_Given task_
Check every line of the entries that follow, and copy the ones containing "Veröffentlichungen".

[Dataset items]
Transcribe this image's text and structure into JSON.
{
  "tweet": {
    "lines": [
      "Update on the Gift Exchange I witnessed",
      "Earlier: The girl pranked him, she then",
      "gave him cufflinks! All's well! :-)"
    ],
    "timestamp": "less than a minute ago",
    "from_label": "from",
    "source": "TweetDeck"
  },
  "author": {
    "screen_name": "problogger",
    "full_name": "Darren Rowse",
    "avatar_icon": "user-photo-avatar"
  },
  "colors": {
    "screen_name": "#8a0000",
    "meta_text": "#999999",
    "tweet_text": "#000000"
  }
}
--
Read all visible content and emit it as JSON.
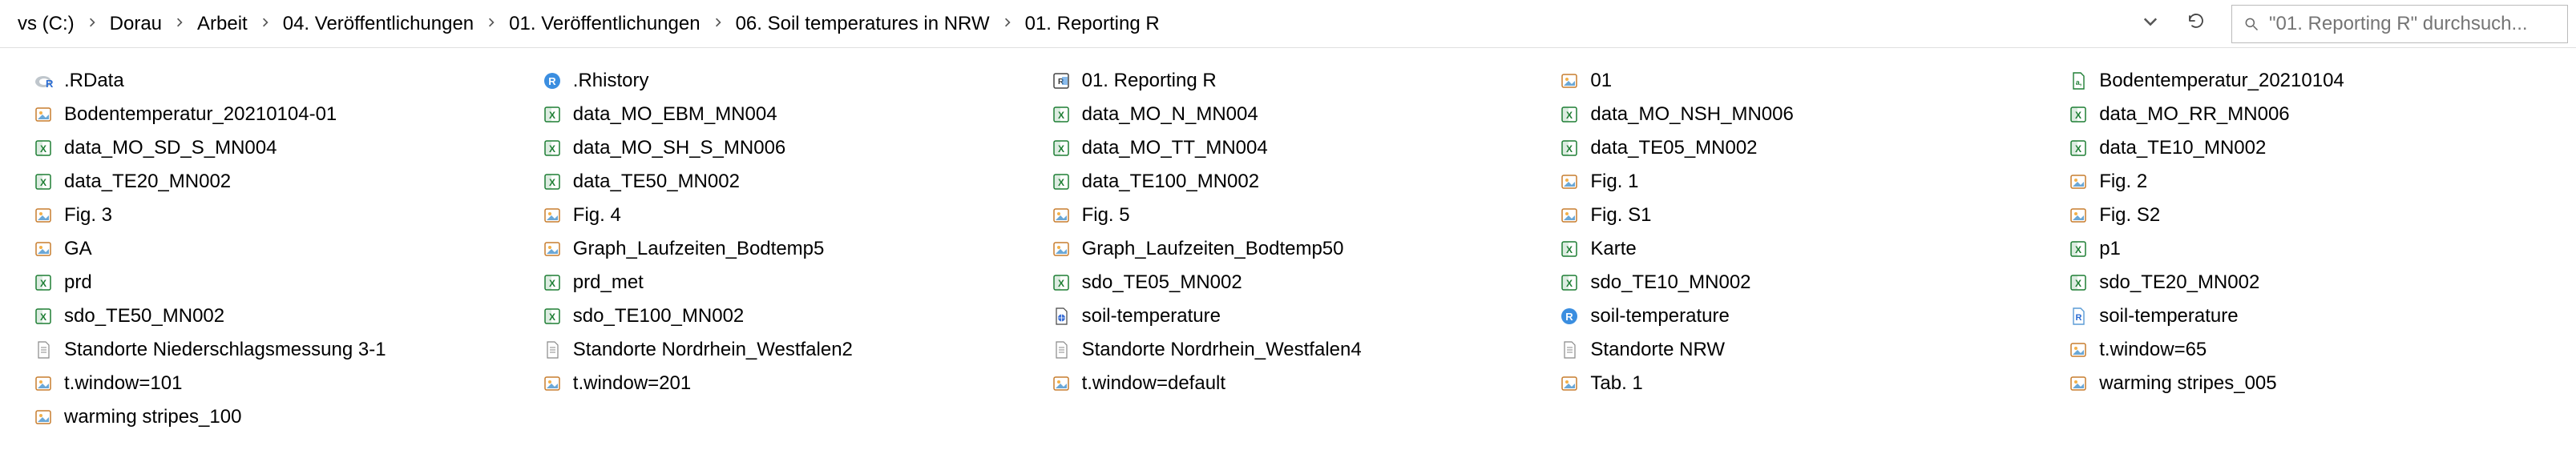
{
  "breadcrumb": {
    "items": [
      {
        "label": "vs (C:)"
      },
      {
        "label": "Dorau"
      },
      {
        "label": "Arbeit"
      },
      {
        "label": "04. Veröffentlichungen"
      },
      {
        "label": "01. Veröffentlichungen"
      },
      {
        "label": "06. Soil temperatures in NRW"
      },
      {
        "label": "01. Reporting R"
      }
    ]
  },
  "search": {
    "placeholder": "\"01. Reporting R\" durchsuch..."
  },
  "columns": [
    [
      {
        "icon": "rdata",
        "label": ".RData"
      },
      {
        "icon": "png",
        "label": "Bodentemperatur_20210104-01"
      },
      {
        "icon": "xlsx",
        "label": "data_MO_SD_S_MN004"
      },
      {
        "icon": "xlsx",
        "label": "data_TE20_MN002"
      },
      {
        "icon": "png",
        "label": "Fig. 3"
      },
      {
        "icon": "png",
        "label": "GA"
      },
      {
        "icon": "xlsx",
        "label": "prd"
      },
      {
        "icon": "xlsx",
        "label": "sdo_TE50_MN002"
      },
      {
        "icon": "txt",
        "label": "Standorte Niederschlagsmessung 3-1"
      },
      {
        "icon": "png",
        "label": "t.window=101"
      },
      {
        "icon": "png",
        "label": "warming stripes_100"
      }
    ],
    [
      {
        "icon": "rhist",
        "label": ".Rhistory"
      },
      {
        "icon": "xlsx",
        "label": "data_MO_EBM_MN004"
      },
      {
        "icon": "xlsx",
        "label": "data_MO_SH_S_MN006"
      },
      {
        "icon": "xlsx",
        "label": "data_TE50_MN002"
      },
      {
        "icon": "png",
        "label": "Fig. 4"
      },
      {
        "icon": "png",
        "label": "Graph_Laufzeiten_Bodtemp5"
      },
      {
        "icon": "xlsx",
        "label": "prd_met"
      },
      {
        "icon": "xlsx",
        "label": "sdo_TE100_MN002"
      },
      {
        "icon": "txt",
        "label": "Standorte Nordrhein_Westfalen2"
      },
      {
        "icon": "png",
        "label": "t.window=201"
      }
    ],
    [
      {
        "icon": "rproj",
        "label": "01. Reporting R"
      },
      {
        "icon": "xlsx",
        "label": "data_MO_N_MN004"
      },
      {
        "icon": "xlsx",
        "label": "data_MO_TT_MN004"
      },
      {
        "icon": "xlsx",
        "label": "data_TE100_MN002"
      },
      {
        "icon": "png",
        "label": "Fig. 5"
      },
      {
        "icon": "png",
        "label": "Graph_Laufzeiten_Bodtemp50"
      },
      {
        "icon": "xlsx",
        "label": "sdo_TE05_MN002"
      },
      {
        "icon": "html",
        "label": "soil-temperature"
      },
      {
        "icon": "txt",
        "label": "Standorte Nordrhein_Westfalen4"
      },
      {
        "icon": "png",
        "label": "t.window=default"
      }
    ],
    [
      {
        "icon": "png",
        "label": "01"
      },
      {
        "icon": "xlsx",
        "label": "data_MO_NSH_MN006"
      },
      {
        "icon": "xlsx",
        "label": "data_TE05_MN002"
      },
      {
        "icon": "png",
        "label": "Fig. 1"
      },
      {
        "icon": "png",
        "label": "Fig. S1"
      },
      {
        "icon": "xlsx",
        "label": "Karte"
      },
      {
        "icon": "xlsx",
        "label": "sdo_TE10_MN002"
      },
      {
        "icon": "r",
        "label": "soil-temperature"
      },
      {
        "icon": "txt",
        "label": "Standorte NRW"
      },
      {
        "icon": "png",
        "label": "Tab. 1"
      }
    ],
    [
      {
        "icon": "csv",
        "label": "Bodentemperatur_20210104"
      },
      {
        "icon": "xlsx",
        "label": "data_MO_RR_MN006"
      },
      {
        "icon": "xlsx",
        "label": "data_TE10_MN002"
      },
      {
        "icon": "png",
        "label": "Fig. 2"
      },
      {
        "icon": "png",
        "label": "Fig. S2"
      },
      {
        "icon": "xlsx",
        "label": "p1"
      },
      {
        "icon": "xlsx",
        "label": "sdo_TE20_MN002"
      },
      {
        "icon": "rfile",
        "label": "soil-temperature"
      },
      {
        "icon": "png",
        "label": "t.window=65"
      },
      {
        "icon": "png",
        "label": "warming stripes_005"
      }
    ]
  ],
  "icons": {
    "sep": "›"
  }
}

_Exercise solution_
        "label": "04. Veröffentlichungen"
        "label": "01. Veröffentlichungen"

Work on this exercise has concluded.